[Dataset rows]
-*-*-

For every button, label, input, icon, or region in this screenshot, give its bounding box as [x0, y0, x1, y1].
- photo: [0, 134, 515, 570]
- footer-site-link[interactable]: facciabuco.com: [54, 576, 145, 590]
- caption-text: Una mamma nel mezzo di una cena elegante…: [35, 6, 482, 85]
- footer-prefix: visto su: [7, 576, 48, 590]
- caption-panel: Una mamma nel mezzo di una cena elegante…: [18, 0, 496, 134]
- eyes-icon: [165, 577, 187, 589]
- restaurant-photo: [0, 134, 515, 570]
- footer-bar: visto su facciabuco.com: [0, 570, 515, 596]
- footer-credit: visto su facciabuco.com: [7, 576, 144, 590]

-*-*-

Goal of the exercise
Copy each item above line for line, without changing anything.

Answer below
For every button, label, input, icon, or region in this screenshot, give its bounding box as [x0, y0, x1, y1].
- photo: [0, 134, 515, 570]
- footer-site-link[interactable]: facciabuco.com: [54, 576, 145, 590]
- caption-text: Una mamma nel mezzo di una cena elegante…: [35, 6, 482, 85]
- footer-prefix: visto su: [7, 576, 48, 590]
- caption-panel: Una mamma nel mezzo di una cena elegante…: [18, 0, 496, 134]
- eyes-icon: [165, 577, 187, 589]
- restaurant-photo: [0, 134, 515, 570]
- footer-bar: visto su facciabuco.com: [0, 570, 515, 596]
- footer-credit: visto su facciabuco.com: [7, 576, 144, 590]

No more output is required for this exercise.